> SHORT EXERCISE:
Pictures appear in the records below; write out everything else exactly.

Collected data:

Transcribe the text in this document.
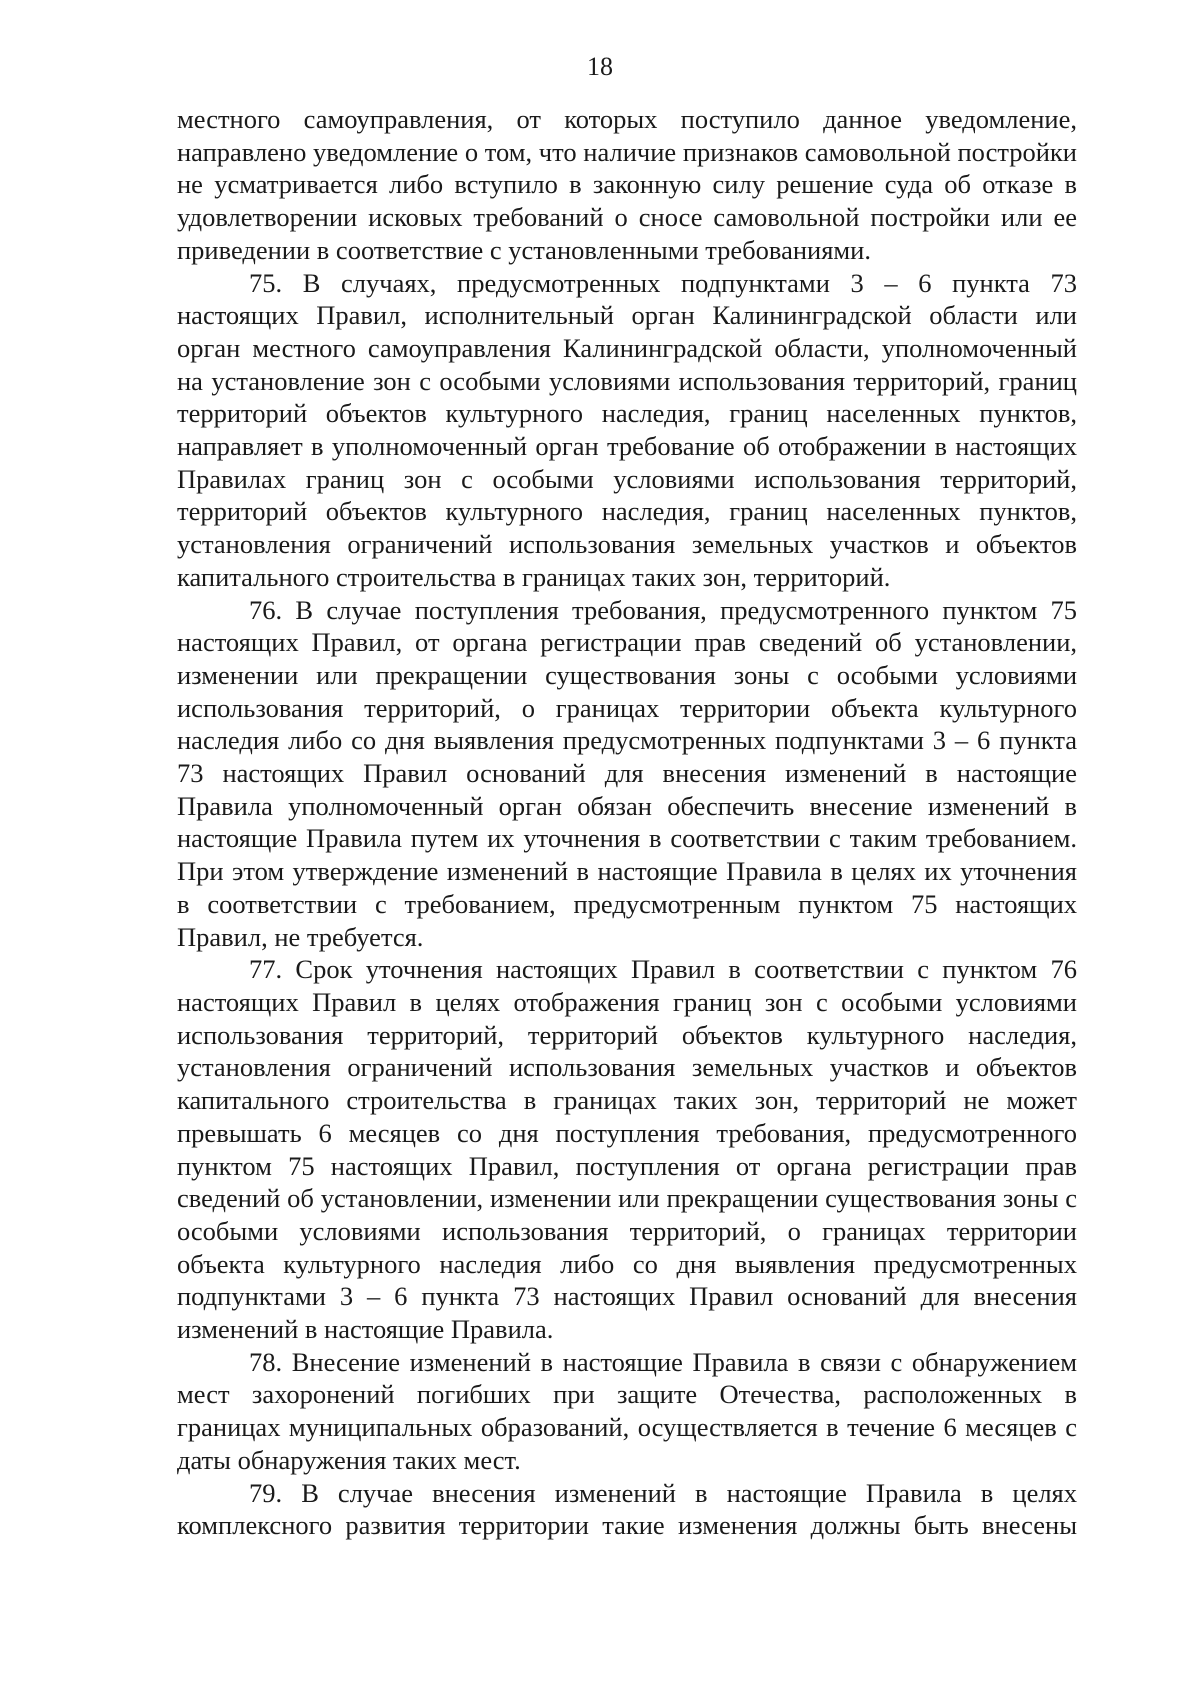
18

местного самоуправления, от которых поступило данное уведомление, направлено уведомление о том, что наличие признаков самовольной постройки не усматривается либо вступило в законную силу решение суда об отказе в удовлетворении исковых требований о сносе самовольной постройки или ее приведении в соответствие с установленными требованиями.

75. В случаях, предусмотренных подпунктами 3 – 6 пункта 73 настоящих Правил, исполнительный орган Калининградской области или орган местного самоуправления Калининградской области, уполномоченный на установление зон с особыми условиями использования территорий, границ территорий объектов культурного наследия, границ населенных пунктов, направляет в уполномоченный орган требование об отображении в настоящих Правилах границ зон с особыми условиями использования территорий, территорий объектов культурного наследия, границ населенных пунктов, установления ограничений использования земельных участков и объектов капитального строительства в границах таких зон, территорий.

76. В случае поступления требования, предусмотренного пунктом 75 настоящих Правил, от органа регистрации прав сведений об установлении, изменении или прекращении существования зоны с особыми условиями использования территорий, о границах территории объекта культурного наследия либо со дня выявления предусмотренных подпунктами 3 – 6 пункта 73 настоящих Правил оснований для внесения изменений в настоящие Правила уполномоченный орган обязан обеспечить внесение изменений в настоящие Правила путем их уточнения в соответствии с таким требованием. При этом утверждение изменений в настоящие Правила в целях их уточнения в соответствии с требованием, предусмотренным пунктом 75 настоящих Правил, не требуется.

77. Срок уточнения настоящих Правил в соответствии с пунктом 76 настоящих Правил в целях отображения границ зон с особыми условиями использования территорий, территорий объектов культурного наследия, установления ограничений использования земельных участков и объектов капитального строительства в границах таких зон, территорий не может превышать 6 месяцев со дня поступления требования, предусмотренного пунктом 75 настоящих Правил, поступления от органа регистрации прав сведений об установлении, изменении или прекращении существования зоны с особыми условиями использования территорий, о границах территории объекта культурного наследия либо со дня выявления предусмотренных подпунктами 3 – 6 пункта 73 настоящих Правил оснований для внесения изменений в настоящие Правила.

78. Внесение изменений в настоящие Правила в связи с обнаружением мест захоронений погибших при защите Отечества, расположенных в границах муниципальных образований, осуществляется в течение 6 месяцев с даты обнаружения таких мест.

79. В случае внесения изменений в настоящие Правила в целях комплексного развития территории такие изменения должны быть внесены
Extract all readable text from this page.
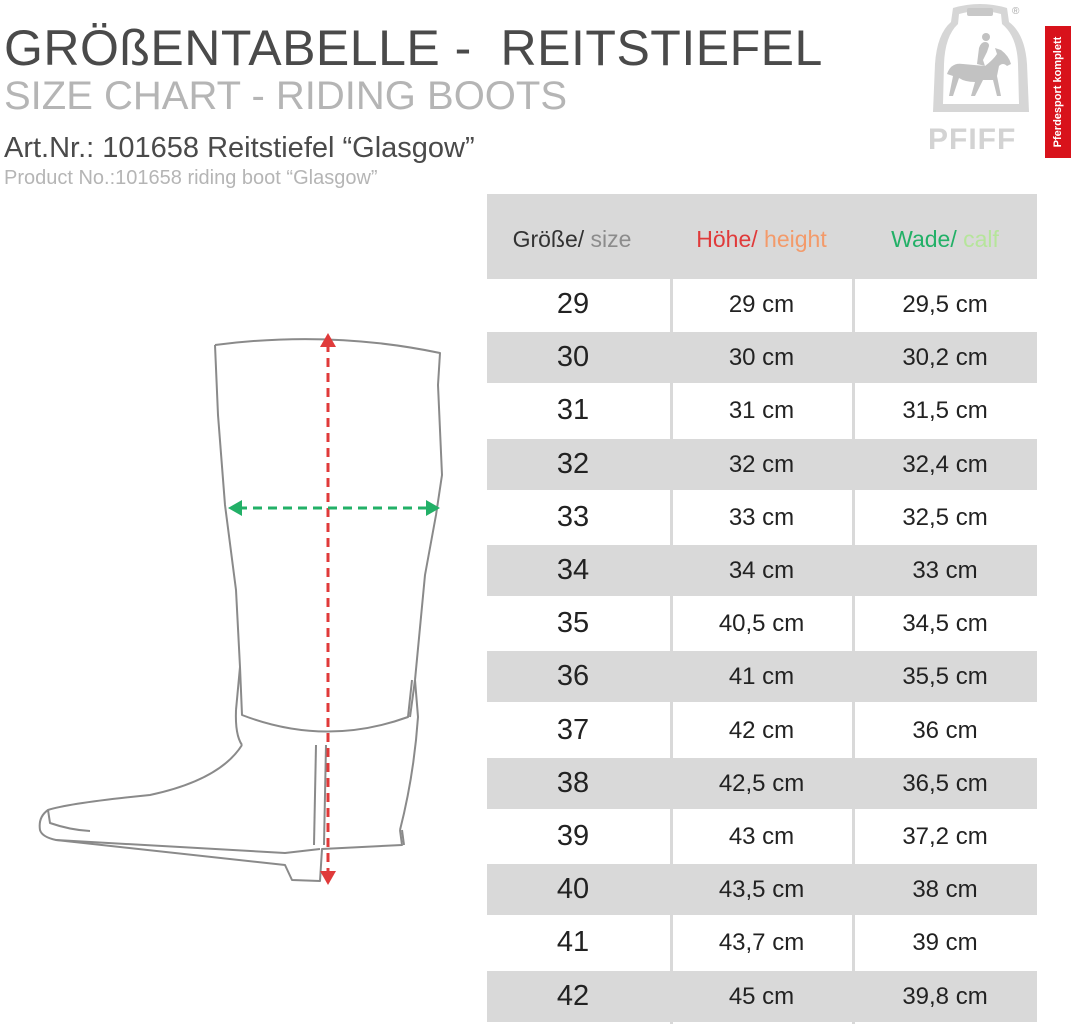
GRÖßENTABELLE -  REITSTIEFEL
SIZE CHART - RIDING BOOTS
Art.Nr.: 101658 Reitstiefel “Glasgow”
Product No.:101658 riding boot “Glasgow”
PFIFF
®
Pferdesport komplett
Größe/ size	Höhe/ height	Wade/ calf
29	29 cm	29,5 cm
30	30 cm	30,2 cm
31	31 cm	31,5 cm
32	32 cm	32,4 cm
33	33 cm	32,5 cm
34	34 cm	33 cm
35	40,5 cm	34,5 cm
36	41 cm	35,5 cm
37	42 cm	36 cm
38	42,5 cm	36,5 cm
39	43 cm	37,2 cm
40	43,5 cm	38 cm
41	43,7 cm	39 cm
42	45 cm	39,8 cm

> RESPONSE FOR THIS EXERCISE:
Transcribe the text in this document.
18

местного самоуправления, от которых поступило данное уведомление, направлено уведомление о том, что наличие признаков самовольной постройки не усматривается либо вступило в законную силу решение суда об отказе в удовлетворении исковых требований о сносе самовольной постройки или ее приведении в соответствие с установленными требованиями.

75. В случаях, предусмотренных подпунктами 3 – 6 пункта 73 настоящих Правил, исполнительный орган Калининградской области или орган местного самоуправления Калининградской области, уполномоченный на установление зон с особыми условиями использования территорий, границ территорий объектов культурного наследия, границ населенных пунктов, направляет в уполномоченный орган требование об отображении в настоящих Правилах границ зон с особыми условиями использования территорий, территорий объектов культурного наследия, границ населенных пунктов, установления ограничений использования земельных участков и объектов капитального строительства в границах таких зон, территорий.

76. В случае поступления требования, предусмотренного пунктом 75 настоящих Правил, от органа регистрации прав сведений об установлении, изменении или прекращении существования зоны с особыми условиями использования территорий, о границах территории объекта культурного наследия либо со дня выявления предусмотренных подпунктами 3 – 6 пункта 73 настоящих Правил оснований для внесения изменений в настоящие Правила уполномоченный орган обязан обеспечить внесение изменений в настоящие Правила путем их уточнения в соответствии с таким требованием. При этом утверждение изменений в настоящие Правила в целях их уточнения в соответствии с требованием, предусмотренным пунктом 75 настоящих Правил, не требуется.

77. Срок уточнения настоящих Правил в соответствии с пунктом 76 настоящих Правил в целях отображения границ зон с особыми условиями использования территорий, территорий объектов культурного наследия, установления ограничений использования земельных участков и объектов капитального строительства в границах таких зон, территорий не может превышать 6 месяцев со дня поступления требования, предусмотренного пунктом 75 настоящих Правил, поступления от органа регистрации прав сведений об установлении, изменении или прекращении существования зоны с особыми условиями использования территорий, о границах территории объекта культурного наследия либо со дня выявления предусмотренных подпунктами 3 – 6 пункта 73 настоящих Правил оснований для внесения изменений в настоящие Правила.

78. Внесение изменений в настоящие Правила в связи с обнаружением мест захоронений погибших при защите Отечества, расположенных в границах муниципальных образований, осуществляется в течение 6 месяцев с даты обнаружения таких мест.

79. В случае внесения изменений в настоящие Правила в целях комплексного развития территории такие изменения должны быть внесены
Extract all readable text from this page.
GRÖßENTABELLE -  REITSTIEFEL
SIZE CHART - RIDING BOOTS
Art.Nr.: 101658 Reitstiefel “Glasgow”
Product No.:101658 riding boot “Glasgow”
PFIFF
®
Pferdesport komplett
Größe/ size	Höhe/ height	Wade/ calf
29	29 cm	29,5 cm
30	30 cm	30,2 cm
31	31 cm	31,5 cm
32	32 cm	32,4 cm
33	33 cm	32,5 cm
34	34 cm	33 cm
35	40,5 cm	34,5 cm
36	41 cm	35,5 cm
37	42 cm	36 cm
38	42,5 cm	36,5 cm
39	43 cm	37,2 cm
40	43,5 cm	38 cm
41	43,7 cm	39 cm
42	45 cm	39,8 cm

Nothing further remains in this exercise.